_Dataset records:_

§

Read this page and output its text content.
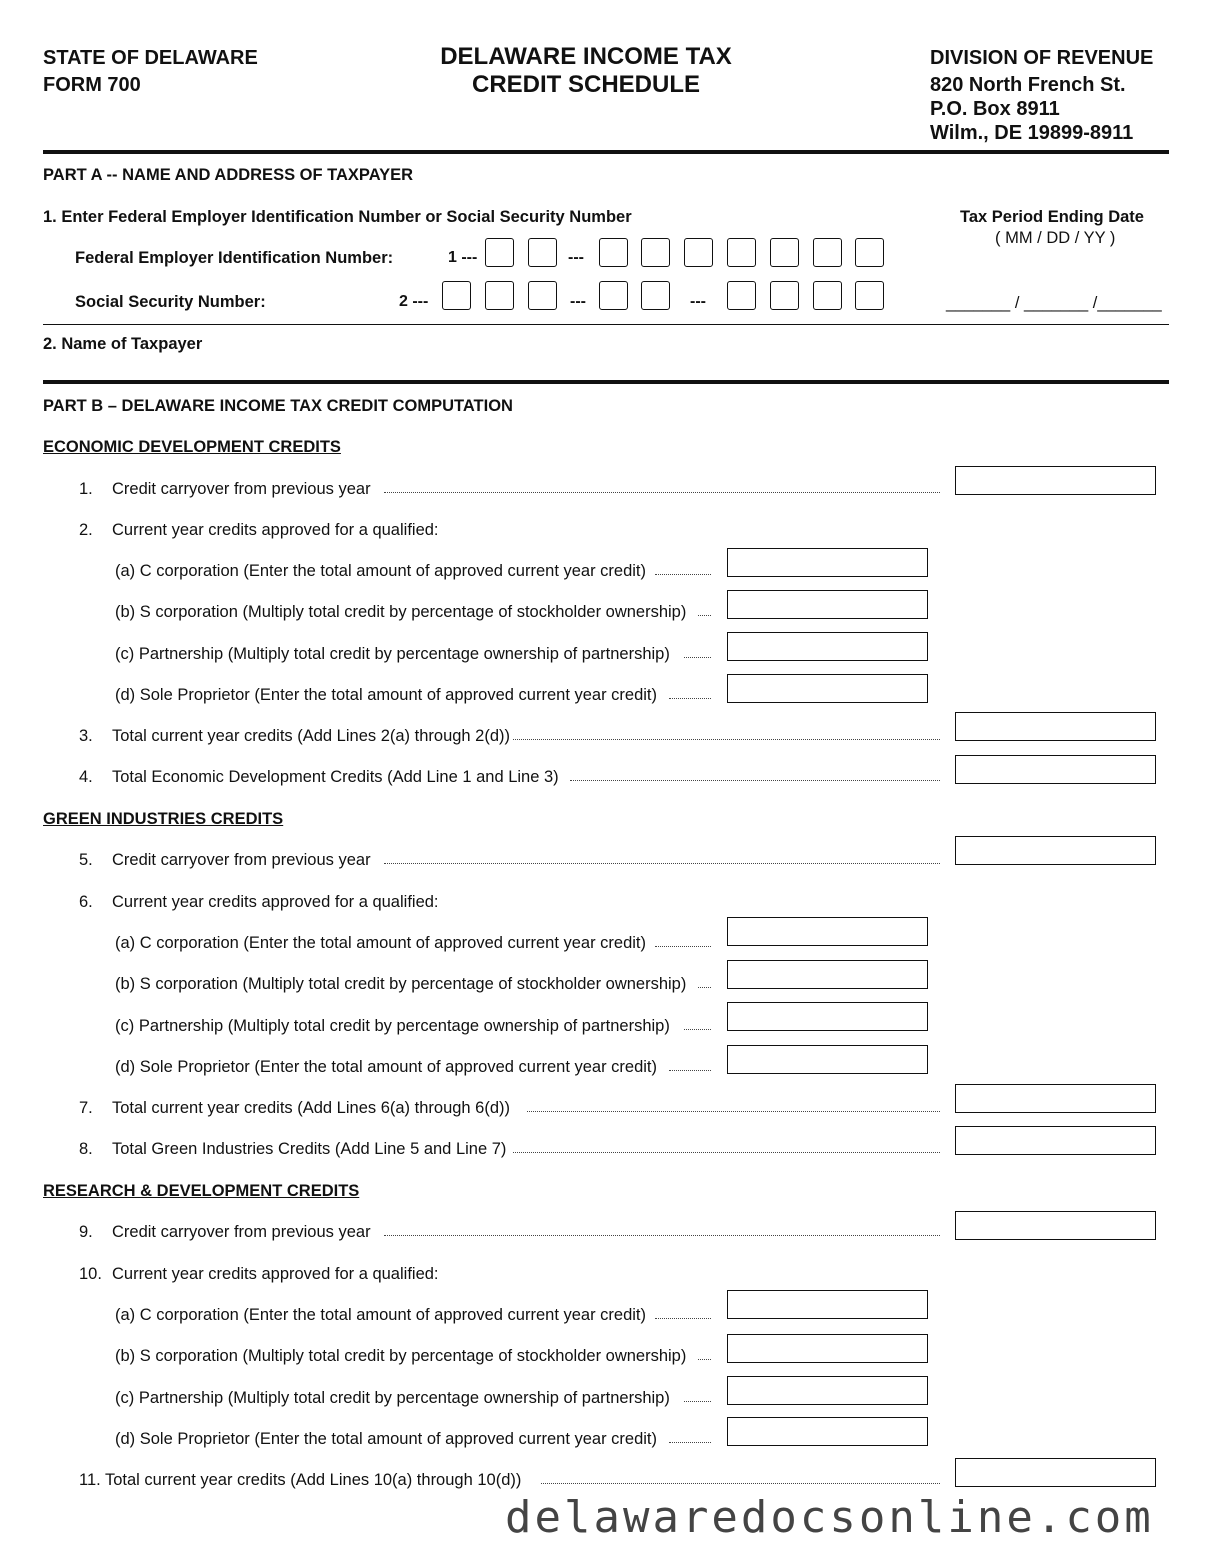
STATE OF DELAWARE
FORM 700
DELAWARE INCOME TAX
CREDIT SCHEDULE
DIVISION OF REVENUE
820 North French St.
P.O. Box 8911
Wilm., DE 19899-8911
PART A -- NAME AND ADDRESS OF TAXPAYER
1. Enter Federal Employer Identification Number or Social Security Number	Tax Period Ending Date
( MM / DD / YY )
Federal Employer Identification Number:	1 ---	---
Social Security Number:	2 ---	---	---	_______ / _______ /_______
2. Name of Taxpayer
PART B – DELAWARE INCOME TAX CREDIT COMPUTATION
ECONOMIC DEVELOPMENT CREDITS
1. Credit carryover from previous year
2. Current year credits approved for a qualified:
(a) C corporation (Enter the total amount of approved current year credit)
(b) S corporation (Multiply total credit by percentage of stockholder ownership)
(c) Partnership (Multiply total credit by percentage ownership of partnership)
(d) Sole Proprietor (Enter the total amount of approved current year credit)
3. Total current year credits (Add Lines 2(a) through 2(d))
4. Total Economic Development Credits (Add Line 1 and Line 3)
GREEN INDUSTRIES CREDITS
5. Credit carryover from previous year
6. Current year credits approved for a qualified:
(a) C corporation (Enter the total amount of approved current year credit)
(b) S corporation (Multiply total credit by percentage of stockholder ownership)
(c) Partnership (Multiply total credit by percentage ownership of partnership)
(d) Sole Proprietor (Enter the total amount of approved current year credit)
7. Total current year credits (Add Lines 6(a) through 6(d))
8. Total Green Industries Credits (Add Line 5 and Line 7)
RESEARCH & DEVELOPMENT CREDITS
9. Credit carryover from previous year
10. Current year credits approved for a qualified:
(a) C corporation (Enter the total amount of approved current year credit)
(b) S corporation (Multiply total credit by percentage of stockholder ownership)
(c) Partnership (Multiply total credit by percentage ownership of partnership)
(d) Sole Proprietor (Enter the total amount of approved current year credit)
11. Total current year credits (Add Lines 10(a) through 10(d))
delawaredocsonline.com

§

_The request:_ Copy the records above exactly. The pictures are not part of the copy.

_Output of the task:_
Read this page and output its text content.
STATE OF DELAWARE
FORM 700
DELAWARE INCOME TAX
CREDIT SCHEDULE
DIVISION OF REVENUE
820 North French St.
P.O. Box 8911
Wilm., DE 19899-8911
PART A -- NAME AND ADDRESS OF TAXPAYER
1. Enter Federal Employer Identification Number or Social Security Number	Tax Period Ending Date
( MM / DD / YY )
Federal Employer Identification Number:	1 ---	---
Social Security Number:	2 ---	---	---	_______ / _______ /_______
2. Name of Taxpayer
PART B – DELAWARE INCOME TAX CREDIT COMPUTATION
ECONOMIC DEVELOPMENT CREDITS
1. Credit carryover from previous year
2. Current year credits approved for a qualified:
(a) C corporation (Enter the total amount of approved current year credit)
(b) S corporation (Multiply total credit by percentage of stockholder ownership)
(c) Partnership (Multiply total credit by percentage ownership of partnership)
(d) Sole Proprietor (Enter the total amount of approved current year credit)
3. Total current year credits (Add Lines 2(a) through 2(d))
4. Total Economic Development Credits (Add Line 1 and Line 3)
GREEN INDUSTRIES CREDITS
5. Credit carryover from previous year
6. Current year credits approved for a qualified:
(a) C corporation (Enter the total amount of approved current year credit)
(b) S corporation (Multiply total credit by percentage of stockholder ownership)
(c) Partnership (Multiply total credit by percentage ownership of partnership)
(d) Sole Proprietor (Enter the total amount of approved current year credit)
7. Total current year credits (Add Lines 6(a) through 6(d))
8. Total Green Industries Credits (Add Line 5 and Line 7)
RESEARCH & DEVELOPMENT CREDITS
9. Credit carryover from previous year
10. Current year credits approved for a qualified:
(a) C corporation (Enter the total amount of approved current year credit)
(b) S corporation (Multiply total credit by percentage of stockholder ownership)
(c) Partnership (Multiply total credit by percentage ownership of partnership)
(d) Sole Proprietor (Enter the total amount of approved current year credit)
11. Total current year credits (Add Lines 10(a) through 10(d))
delawaredocsonline.com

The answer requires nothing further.